_WHAT THIS TASK INVOLVES_
Turn the stretch from the line containing "menu-item-description: con guarnición" through the end of the records into a Markdown table with two columns, No. and Entry. Number each line and leave out any blank lines.

• • • • • • •

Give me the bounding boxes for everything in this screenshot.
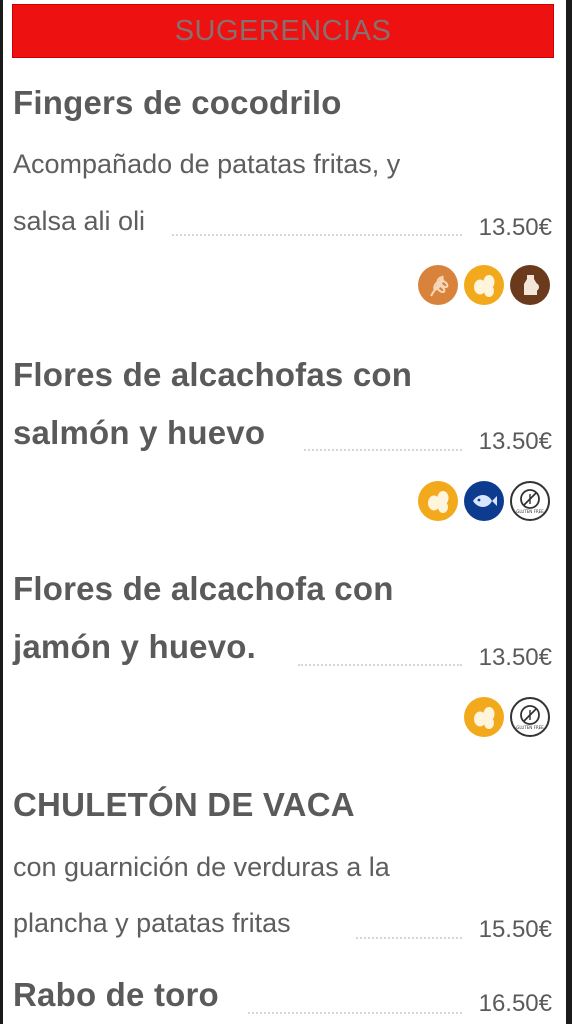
menu-item-description: con guarnición de verduras a la	[13, 852, 390, 882]
screen-frame-right	[566, 0, 572, 1024]
menu-item-title: Rabo de toro	[13, 976, 219, 1013]
dairy-icon	[510, 265, 550, 305]
allergen-icons: GLUTEN FREE	[418, 481, 550, 521]
egg-icon	[418, 481, 458, 521]
svg-text:GLUTEN FREE: GLUTEN FREE	[516, 509, 544, 514]
gluten-free-icon: GLUTEN FREE	[510, 481, 550, 521]
menu-item-title: CHULETÓN DE VACA	[13, 786, 355, 823]
gluten-icon	[418, 265, 458, 305]
menu-item-title: jamón y huevo.	[13, 628, 257, 665]
menu-item-title: Flores de alcachofa con	[13, 570, 394, 607]
dotted-leader	[298, 664, 462, 666]
fish-icon	[464, 481, 504, 521]
egg-icon	[464, 265, 504, 305]
section-title: SUGERENCIAS	[174, 14, 392, 47]
menu-item-description: salsa ali oli	[13, 206, 146, 236]
dotted-leader	[172, 234, 462, 236]
allergen-icons: GLUTEN FREE	[464, 697, 550, 737]
allergen-icons	[418, 265, 550, 305]
menu-item-price: 13.50€	[478, 428, 552, 455]
menu-item-title: Fingers de cocodrilo	[13, 84, 342, 121]
menu-item-price: 16.50€	[478, 990, 552, 1017]
dotted-leader	[304, 449, 462, 451]
menu-item-price: 13.50€	[478, 214, 552, 241]
section-header: SUGERENCIAS	[12, 4, 554, 58]
dotted-leader	[248, 1012, 462, 1014]
egg-icon	[464, 697, 504, 737]
menu-item-title: salmón y huevo	[13, 414, 266, 451]
gluten-free-icon: GLUTEN FREE	[510, 697, 550, 737]
screen-frame-left	[0, 0, 3, 1024]
svg-text:GLUTEN FREE: GLUTEN FREE	[516, 725, 544, 730]
menu-item-description: plancha y patatas fritas	[13, 908, 291, 938]
dotted-leader	[356, 937, 462, 939]
menu-item-description: Acompañado de patatas fritas, y	[13, 149, 401, 179]
menu-item-title: Flores de alcachofas con	[13, 356, 413, 393]
menu-item-price: 13.50€	[478, 644, 552, 671]
menu-item-price: 15.50€	[478, 916, 552, 943]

• • • • • • •

_RESULT OF THIS EXERCISE_
| No. | Entry |
|---|---|
| 1 | menu-item-description: con guarnición de verduras a la	[13, 852, 390, 882] |
| 2 | screen-frame-right	[566, 0, 572, 1024] |
| 3 | menu-item-title: Rabo de toro	[13, 976, 219, 1013] |
| 4 | dairy-icon	[510, 265, 550, 305] |
| 5 | allergen-icons: GLUTEN FREE	[418, 481, 550, 521] |
| 6 | egg-icon	[418, 481, 458, 521] |
| 7 | svg-text:GLUTEN FREE: GLUTEN FREE	[516, 509, 544, 514] |
| 8 | gluten-free-icon: GLUTEN FREE	[510, 481, 550, 521] |
| 9 | menu-item-title: CHULETÓN DE VACA	[13, 786, 355, 823] |
| 10 | gluten-icon	[418, 265, 458, 305] |
| 11 | menu-item-title: jamón y huevo.	[13, 628, 257, 665] |
| 12 | menu-item-title: Flores de alcachofa con	[13, 570, 394, 607] |
| 13 | dotted-leader	[298, 664, 462, 666] |
| 14 | fish-icon	[464, 481, 504, 521] |
| 15 | egg-icon	[464, 265, 504, 305] |
| 16 | section-title: SUGERENCIAS	[174, 14, 392, 47] |
| 17 | menu-item-description: salsa ali oli	[13, 206, 146, 236] |
| 18 | dotted-leader	[172, 234, 462, 236] |
| 19 | allergen-icons: GLUTEN FREE	[464, 697, 550, 737] |
| 20 | allergen-icons	[418, 265, 550, 305] |
| 21 | menu-item-price: 13.50€	[478, 428, 552, 455] |
| 22 | menu-item-title: Fingers de cocodrilo	[13, 84, 342, 121] |
| 23 | menu-item-price: 16.50€	[478, 990, 552, 1017] |
| 24 | dotted-leader	[304, 449, 462, 451] |
| 25 | menu-item-price: 13.50€	[478, 214, 552, 241] |
| 26 | section-header: SUGERENCIAS	[12, 4, 554, 58] |
| 27 | dotted-leader	[248, 1012, 462, 1014] |
| 28 | egg-icon	[464, 697, 504, 737] |
| 29 | menu-item-title: salmón y huevo	[13, 414, 266, 451] |
| 30 | gluten-free-icon: GLUTEN FREE	[510, 697, 550, 737] |
| 31 | screen-frame-left	[0, 0, 3, 1024] |
| 32 | svg-text:GLUTEN FREE: GLUTEN FREE	[516, 725, 544, 730] |
| 33 | menu-item-description: plancha y patatas fritas	[13, 908, 291, 938] |
| 34 | dotted-leader	[356, 937, 462, 939] |
| 35 | menu-item-description: Acompañado de patatas fritas, y	[13, 149, 401, 179] |
| 36 | menu-item-title: Flores de alcachofas con	[13, 356, 413, 393] |
| 37 | menu-item-price: 13.50€	[478, 644, 552, 671] |
| 38 | menu-item-price: 15.50€	[478, 916, 552, 943] |